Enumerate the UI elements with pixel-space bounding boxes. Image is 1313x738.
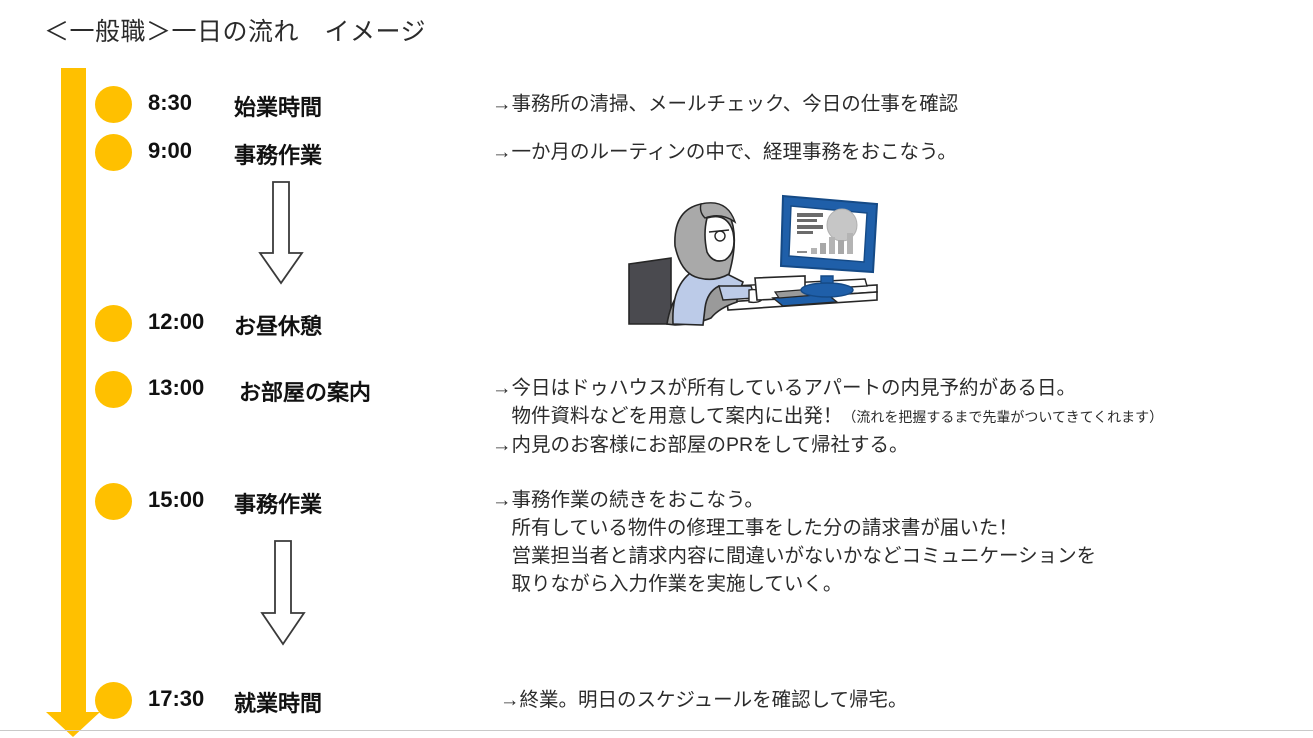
bottom-divider: [0, 730, 1313, 731]
desc-line: 物件資料などを用意して案内に出発！: [492, 405, 842, 427]
desc-line: →今日はドゥハウスが所有しているアパートの内見予約がある日。: [492, 377, 1076, 399]
desc-note: （流れを把握するまで先輩がついてきてくれます）: [842, 409, 1163, 425]
office-worker-at-desk-illustration: [615, 182, 895, 342]
timeline-dot-4: [95, 371, 132, 408]
timeline-desc-1: →事務所の清掃、メールチェック、今日の仕事を確認: [492, 90, 958, 118]
flow-arrow-morning-icon: [258, 181, 304, 285]
timeline-time-3: 12:00: [148, 309, 204, 335]
timeline-dot-6: [95, 682, 132, 719]
timeline-task-2: 事務作業: [234, 138, 322, 170]
timeline-desc-6: →終業。明日のスケジュールを確認して帰宅。: [500, 686, 908, 714]
timeline-dot-2: [95, 134, 132, 171]
timeline-task-5: 事務作業: [234, 487, 322, 519]
timeline-time-6: 17:30: [148, 686, 204, 712]
page-title: ＜一般職＞一日の流れ イメージ: [44, 12, 426, 48]
slide-canvas: ＜一般職＞一日の流れ イメージ 8:30 始業時間 →事務所の清掃、メールチェッ…: [0, 0, 1313, 738]
timeline-time-2: 9:00: [148, 138, 192, 164]
timeline-dot-5: [95, 483, 132, 520]
desc-line: 所有している物件の修理工事をした分の請求書が届いた！: [492, 517, 1018, 539]
timeline-desc-4: →今日はドゥハウスが所有しているアパートの内見予約がある日。 物件資料などを用意…: [492, 374, 1163, 459]
timeline-desc-5: →事務作業の続きをおこなう。 所有している物件の修理工事をした分の請求書が届いた…: [492, 486, 1096, 598]
flow-arrow-afternoon-icon: [260, 540, 306, 646]
timeline-desc-2: →一か月のルーティンの中で、経理事務をおこなう。: [492, 138, 957, 166]
timeline-spine: [61, 68, 86, 716]
timeline-time-5: 15:00: [148, 487, 204, 513]
timeline-time-1: 8:30: [148, 90, 192, 116]
timeline-dot-1: [95, 86, 132, 123]
timeline-dot-3: [95, 305, 132, 342]
timeline-task-6: 就業時間: [234, 686, 322, 718]
timeline-task-4: お部屋の案内: [239, 375, 371, 407]
timeline-time-4: 13:00: [148, 375, 204, 401]
desc-line: →事務作業の続きをおこなう。: [492, 489, 764, 511]
timeline-task-3: お昼休憩: [234, 309, 322, 341]
desc-line: →内見のお客様にお部屋のPRをして帰社する。: [492, 434, 909, 456]
timeline-spine-arrowhead-icon: [46, 712, 100, 737]
desc-line: 営業担当者と請求内容に間違いがないかなどコミュニケーションを: [492, 545, 1096, 567]
timeline-task-1: 始業時間: [234, 90, 322, 122]
desc-line: 取りながら入力作業を実施していく。: [492, 573, 842, 595]
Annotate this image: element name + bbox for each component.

***

▶ [EXERCISE TASK]: Reproduce every line of the entries above verbatim, omitting the pictures.

▶ [CORRECT ANSWER]:
Enumerate the UI elements with pixel-space bounding boxes. Image is 1313x738.
bottom-divider: [0, 730, 1313, 731]
desc-line: 物件資料などを用意して案内に出発！: [492, 405, 842, 427]
desc-line: →今日はドゥハウスが所有しているアパートの内見予約がある日。: [492, 377, 1076, 399]
desc-note: （流れを把握するまで先輩がついてきてくれます）: [842, 409, 1163, 425]
office-worker-at-desk-illustration: [615, 182, 895, 342]
timeline-dot-4: [95, 371, 132, 408]
timeline-desc-1: →事務所の清掃、メールチェック、今日の仕事を確認: [492, 90, 958, 118]
flow-arrow-morning-icon: [258, 181, 304, 285]
timeline-time-3: 12:00: [148, 309, 204, 335]
timeline-dot-6: [95, 682, 132, 719]
timeline-task-2: 事務作業: [234, 138, 322, 170]
timeline-desc-6: →終業。明日のスケジュールを確認して帰宅。: [500, 686, 908, 714]
timeline-dot-2: [95, 134, 132, 171]
timeline-task-5: 事務作業: [234, 487, 322, 519]
timeline-time-6: 17:30: [148, 686, 204, 712]
page-title: ＜一般職＞一日の流れ イメージ: [44, 12, 426, 48]
slide-canvas: ＜一般職＞一日の流れ イメージ 8:30 始業時間 →事務所の清掃、メールチェッ…: [0, 0, 1313, 738]
timeline-time-2: 9:00: [148, 138, 192, 164]
timeline-dot-5: [95, 483, 132, 520]
desc-line: 所有している物件の修理工事をした分の請求書が届いた！: [492, 517, 1018, 539]
timeline-desc-4: →今日はドゥハウスが所有しているアパートの内見予約がある日。 物件資料などを用意…: [492, 374, 1163, 459]
timeline-desc-5: →事務作業の続きをおこなう。 所有している物件の修理工事をした分の請求書が届いた…: [492, 486, 1096, 598]
flow-arrow-afternoon-icon: [260, 540, 306, 646]
timeline-desc-2: →一か月のルーティンの中で、経理事務をおこなう。: [492, 138, 957, 166]
timeline-spine: [61, 68, 86, 716]
timeline-time-5: 15:00: [148, 487, 204, 513]
timeline-time-1: 8:30: [148, 90, 192, 116]
timeline-dot-1: [95, 86, 132, 123]
timeline-dot-3: [95, 305, 132, 342]
timeline-task-6: 就業時間: [234, 686, 322, 718]
timeline-task-4: お部屋の案内: [239, 375, 371, 407]
timeline-time-4: 13:00: [148, 375, 204, 401]
desc-line: →事務作業の続きをおこなう。: [492, 489, 764, 511]
timeline-task-3: お昼休憩: [234, 309, 322, 341]
desc-line: →内見のお客様にお部屋のPRをして帰社する。: [492, 434, 909, 456]
timeline-spine-arrowhead-icon: [46, 712, 100, 737]
desc-line: 営業担当者と請求内容に間違いがないかなどコミュニケーションを: [492, 545, 1096, 567]
timeline-task-1: 始業時間: [234, 90, 322, 122]
desc-line: 取りながら入力作業を実施していく。: [492, 573, 842, 595]
Annotate this image: element name + bbox for each component.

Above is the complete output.